Work instructions —
Make an exact transcription of the material, leaving out all images.

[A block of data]
- - - - -

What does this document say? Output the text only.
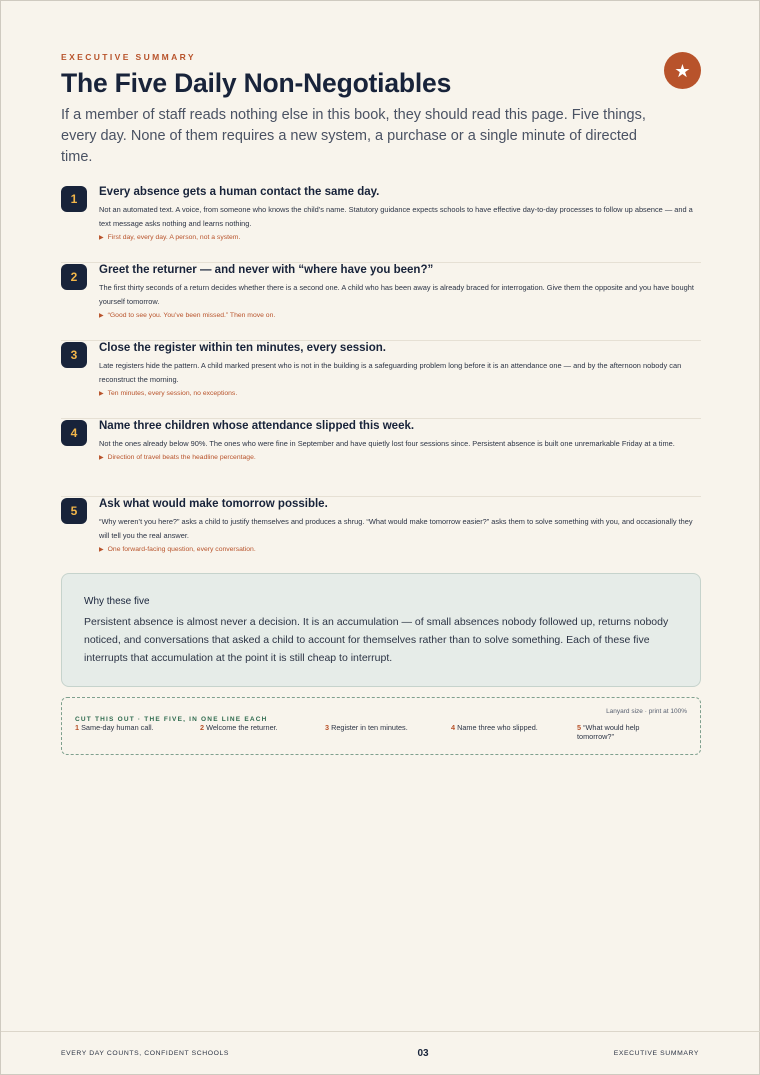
EXECUTIVE SUMMARY
★
The Five Daily Non-Negotiables

If a member of staff reads nothing else in this book, they should read this page. Five things, every day. None of them requires a new system, a purchase or a single minute of directed time.

1	Every absence gets a human contact the same day.
Not an automated text. A voice, from someone who knows the child’s name. Statutory guidance expects schools to have effective day-to-day processes to follow up absence — and a text message asks nothing and learns nothing.
▶ First day, every day. A person, not a system.
2	Greet the returner — and never with “where have you been?”
The first thirty seconds of a return decides whether there is a second one. A child who has been away is already braced for interrogation. Give them the opposite and you have bought yourself tomorrow.
▶ “Good to see you. You’ve been missed.” Then move on.
3	Close the register within ten minutes, every session.
Late registers hide the pattern. A child marked present who is not in the building is a safeguarding problem long before it is an attendance one — and by the afternoon nobody can reconstruct the morning.
▶ Ten minutes, every session, no exceptions.
4	Name three children whose attendance slipped this week.
Not the ones already below 90%. The ones who were fine in September and have quietly lost four sessions since. Persistent absence is built one unremarkable Friday at a time.
▶ Direction of travel beats the headline percentage.
5	Ask what would make tomorrow possible.
“Why weren’t you here?” asks a child to justify themselves and produces a shrug. “What would make tomorrow easier?” asks them to solve something with you, and occasionally they will tell you the real answer.
▶ One forward-facing question, every conversation.
Why these five

Persistent absence is almost never a decision. It is an accumulation — of small absences nobody followed up, returns nobody noticed, and conversations that asked a child to account for themselves rather than to solve something. Each of these five interrupts that accumulation at the point it is still cheap to interrupt.

CUT THIS OUT · THE FIVE, IN ONE LINE EACH
Lanyard size · print at 100%
1 Same-day human call.	2 Welcome the returner.	3 Register in ten minutes.	4 Name three who slipped.	5 “What would help tomorrow?”
EVERY DAY COUNTS, CONFIDENT SCHOOLS	03	EXECUTIVE SUMMARY
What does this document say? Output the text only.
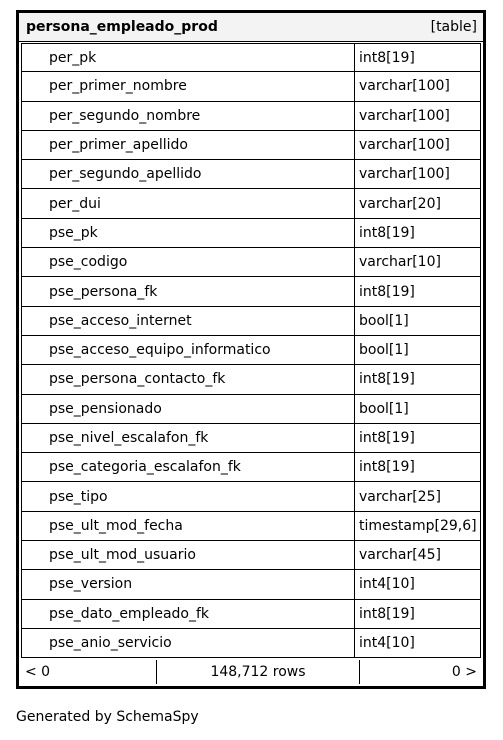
persona_empleado_prod	[table]
per_pk	int8[19]
per_primer_nombre	varchar[100]
per_segundo_nombre	varchar[100]
per_primer_apellido	varchar[100]
per_segundo_apellido	varchar[100]
per_dui	varchar[20]
pse_pk	int8[19]
pse_codigo	varchar[10]
pse_persona_fk	int8[19]
pse_acceso_internet	bool[1]
pse_acceso_equipo_informatico	bool[1]
pse_persona_contacto_fk	int8[19]
pse_pensionado	bool[1]
pse_nivel_escalafon_fk	int8[19]
pse_categoria_escalafon_fk	int8[19]
pse_tipo	varchar[25]
pse_ult_mod_fecha	timestamp[29,6]
pse_ult_mod_usuario	varchar[45]
pse_version	int4[10]
pse_dato_empleado_fk	int8[19]
pse_anio_servicio	int4[10]
< 0	148,712 rows	0 >
Generated by SchemaSpy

- - - - -

Result for this exercise —
What does this document say? Output the text only.
EXECUTIVE SUMMARY
★
The Five Daily Non-Negotiables

If a member of staff reads nothing else in this book, they should read this page. Five things, every day. None of them requires a new system, a purchase or a single minute of directed time.

1	Every absence gets a human contact the same day.
Not an automated text. A voice, from someone who knows the child’s name. Statutory guidance expects schools to have effective day-to-day processes to follow up absence — and a text message asks nothing and learns nothing.
▶ First day, every day. A person, not a system.
2	Greet the returner — and never with “where have you been?”
The first thirty seconds of a return decides whether there is a second one. A child who has been away is already braced for interrogation. Give them the opposite and you have bought yourself tomorrow.
▶ “Good to see you. You’ve been missed.” Then move on.
3	Close the register within ten minutes, every session.
Late registers hide the pattern. A child marked present who is not in the building is a safeguarding problem long before it is an attendance one — and by the afternoon nobody can reconstruct the morning.
▶ Ten minutes, every session, no exceptions.
4	Name three children whose attendance slipped this week.
Not the ones already below 90%. The ones who were fine in September and have quietly lost four sessions since. Persistent absence is built one unremarkable Friday at a time.
▶ Direction of travel beats the headline percentage.
5	Ask what would make tomorrow possible.
“Why weren’t you here?” asks a child to justify themselves and produces a shrug. “What would make tomorrow easier?” asks them to solve something with you, and occasionally they will tell you the real answer.
▶ One forward-facing question, every conversation.
Why these five

Persistent absence is almost never a decision. It is an accumulation — of small absences nobody followed up, returns nobody noticed, and conversations that asked a child to account for themselves rather than to solve something. Each of these five interrupts that accumulation at the point it is still cheap to interrupt.

CUT THIS OUT · THE FIVE, IN ONE LINE EACH
Lanyard size · print at 100%
1 Same-day human call.	2 Welcome the returner.	3 Register in ten minutes.	4 Name three who slipped.	5 “What would help tomorrow?”
EVERY DAY COUNTS, CONFIDENT SCHOOLS	03	EXECUTIVE SUMMARY
What does this document say? Output the text only.
persona_empleado_prod	[table]
per_pk	int8[19]
per_primer_nombre	varchar[100]
per_segundo_nombre	varchar[100]
per_primer_apellido	varchar[100]
per_segundo_apellido	varchar[100]
per_dui	varchar[20]
pse_pk	int8[19]
pse_codigo	varchar[10]
pse_persona_fk	int8[19]
pse_acceso_internet	bool[1]
pse_acceso_equipo_informatico	bool[1]
pse_persona_contacto_fk	int8[19]
pse_pensionado	bool[1]
pse_nivel_escalafon_fk	int8[19]
pse_categoria_escalafon_fk	int8[19]
pse_tipo	varchar[25]
pse_ult_mod_fecha	timestamp[29,6]
pse_ult_mod_usuario	varchar[45]
pse_version	int4[10]
pse_dato_empleado_fk	int8[19]
pse_anio_servicio	int4[10]
< 0	148,712 rows	0 >
Generated by SchemaSpy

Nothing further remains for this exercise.